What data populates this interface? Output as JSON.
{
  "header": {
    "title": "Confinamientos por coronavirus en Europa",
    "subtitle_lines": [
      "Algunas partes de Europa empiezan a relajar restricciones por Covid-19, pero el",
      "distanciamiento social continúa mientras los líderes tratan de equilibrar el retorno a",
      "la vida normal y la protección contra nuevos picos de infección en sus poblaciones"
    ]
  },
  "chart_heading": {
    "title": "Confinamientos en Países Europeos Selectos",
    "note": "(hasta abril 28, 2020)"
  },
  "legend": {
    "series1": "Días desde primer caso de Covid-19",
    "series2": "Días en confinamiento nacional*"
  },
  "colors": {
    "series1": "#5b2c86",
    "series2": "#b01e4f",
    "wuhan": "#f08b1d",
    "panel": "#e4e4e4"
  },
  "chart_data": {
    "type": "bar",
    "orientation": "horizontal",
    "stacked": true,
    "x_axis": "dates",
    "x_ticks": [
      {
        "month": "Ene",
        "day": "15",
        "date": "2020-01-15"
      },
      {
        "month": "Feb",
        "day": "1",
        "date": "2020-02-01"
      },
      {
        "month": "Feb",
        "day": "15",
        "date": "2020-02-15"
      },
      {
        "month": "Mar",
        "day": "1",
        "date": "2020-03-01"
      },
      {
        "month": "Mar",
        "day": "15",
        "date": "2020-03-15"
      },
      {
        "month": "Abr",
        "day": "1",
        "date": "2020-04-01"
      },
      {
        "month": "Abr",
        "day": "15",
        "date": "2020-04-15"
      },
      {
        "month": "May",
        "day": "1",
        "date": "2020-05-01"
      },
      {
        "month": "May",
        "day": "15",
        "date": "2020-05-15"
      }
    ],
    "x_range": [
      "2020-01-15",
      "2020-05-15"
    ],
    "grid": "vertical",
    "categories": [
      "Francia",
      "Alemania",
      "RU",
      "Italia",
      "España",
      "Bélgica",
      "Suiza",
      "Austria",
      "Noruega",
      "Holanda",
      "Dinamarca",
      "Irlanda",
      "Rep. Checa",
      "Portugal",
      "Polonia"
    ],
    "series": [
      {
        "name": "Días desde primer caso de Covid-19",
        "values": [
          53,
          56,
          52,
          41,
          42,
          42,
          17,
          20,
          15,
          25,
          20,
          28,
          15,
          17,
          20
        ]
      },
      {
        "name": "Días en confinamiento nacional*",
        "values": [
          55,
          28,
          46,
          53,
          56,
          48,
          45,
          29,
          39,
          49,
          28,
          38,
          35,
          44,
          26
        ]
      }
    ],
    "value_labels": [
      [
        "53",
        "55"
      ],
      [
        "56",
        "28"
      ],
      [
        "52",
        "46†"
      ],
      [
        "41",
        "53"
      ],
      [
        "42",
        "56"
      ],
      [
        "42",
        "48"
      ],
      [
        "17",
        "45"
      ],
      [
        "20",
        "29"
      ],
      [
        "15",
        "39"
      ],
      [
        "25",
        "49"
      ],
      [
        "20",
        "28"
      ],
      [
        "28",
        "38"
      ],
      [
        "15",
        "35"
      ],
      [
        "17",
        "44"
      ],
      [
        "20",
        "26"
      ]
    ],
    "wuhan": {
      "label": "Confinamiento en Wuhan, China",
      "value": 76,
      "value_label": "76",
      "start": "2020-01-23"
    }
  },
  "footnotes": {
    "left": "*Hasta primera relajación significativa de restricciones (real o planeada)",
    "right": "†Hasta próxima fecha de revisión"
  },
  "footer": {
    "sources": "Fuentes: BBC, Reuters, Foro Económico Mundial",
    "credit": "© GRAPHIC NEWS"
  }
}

▸ **WORK REQUEST**
Repeat the listing above in full.

▸ **TASK ANSWER**
What data populates this interface? Output as JSON.
{
  "header": {
    "title": "Confinamientos por coronavirus en Europa",
    "subtitle_lines": [
      "Algunas partes de Europa empiezan a relajar restricciones por Covid-19, pero el",
      "distanciamiento social continúa mientras los líderes tratan de equilibrar el retorno a",
      "la vida normal y la protección contra nuevos picos de infección en sus poblaciones"
    ]
  },
  "chart_heading": {
    "title": "Confinamientos en Países Europeos Selectos",
    "note": "(hasta abril 28, 2020)"
  },
  "legend": {
    "series1": "Días desde primer caso de Covid-19",
    "series2": "Días en confinamiento nacional*"
  },
  "colors": {
    "series1": "#5b2c86",
    "series2": "#b01e4f",
    "wuhan": "#f08b1d",
    "panel": "#e4e4e4"
  },
  "chart_data": {
    "type": "bar",
    "orientation": "horizontal",
    "stacked": true,
    "x_axis": "dates",
    "x_ticks": [
      {
        "month": "Ene",
        "day": "15",
        "date": "2020-01-15"
      },
      {
        "month": "Feb",
        "day": "1",
        "date": "2020-02-01"
      },
      {
        "month": "Feb",
        "day": "15",
        "date": "2020-02-15"
      },
      {
        "month": "Mar",
        "day": "1",
        "date": "2020-03-01"
      },
      {
        "month": "Mar",
        "day": "15",
        "date": "2020-03-15"
      },
      {
        "month": "Abr",
        "day": "1",
        "date": "2020-04-01"
      },
      {
        "month": "Abr",
        "day": "15",
        "date": "2020-04-15"
      },
      {
        "month": "May",
        "day": "1",
        "date": "2020-05-01"
      },
      {
        "month": "May",
        "day": "15",
        "date": "2020-05-15"
      }
    ],
    "x_range": [
      "2020-01-15",
      "2020-05-15"
    ],
    "grid": "vertical",
    "categories": [
      "Francia",
      "Alemania",
      "RU",
      "Italia",
      "España",
      "Bélgica",
      "Suiza",
      "Austria",
      "Noruega",
      "Holanda",
      "Dinamarca",
      "Irlanda",
      "Rep. Checa",
      "Portugal",
      "Polonia"
    ],
    "series": [
      {
        "name": "Días desde primer caso de Covid-19",
        "values": [
          53,
          56,
          52,
          41,
          42,
          42,
          17,
          20,
          15,
          25,
          20,
          28,
          15,
          17,
          20
        ]
      },
      {
        "name": "Días en confinamiento nacional*",
        "values": [
          55,
          28,
          46,
          53,
          56,
          48,
          45,
          29,
          39,
          49,
          28,
          38,
          35,
          44,
          26
        ]
      }
    ],
    "value_labels": [
      [
        "53",
        "55"
      ],
      [
        "56",
        "28"
      ],
      [
        "52",
        "46†"
      ],
      [
        "41",
        "53"
      ],
      [
        "42",
        "56"
      ],
      [
        "42",
        "48"
      ],
      [
        "17",
        "45"
      ],
      [
        "20",
        "29"
      ],
      [
        "15",
        "39"
      ],
      [
        "25",
        "49"
      ],
      [
        "20",
        "28"
      ],
      [
        "28",
        "38"
      ],
      [
        "15",
        "35"
      ],
      [
        "17",
        "44"
      ],
      [
        "20",
        "26"
      ]
    ],
    "wuhan": {
      "label": "Confinamiento en Wuhan, China",
      "value": 76,
      "value_label": "76",
      "start": "2020-01-23"
    }
  },
  "footnotes": {
    "left": "*Hasta primera relajación significativa de restricciones (real o planeada)",
    "right": "†Hasta próxima fecha de revisión"
  },
  "footer": {
    "sources": "Fuentes: BBC, Reuters, Foro Económico Mundial",
    "credit": "© GRAPHIC NEWS"
  }
}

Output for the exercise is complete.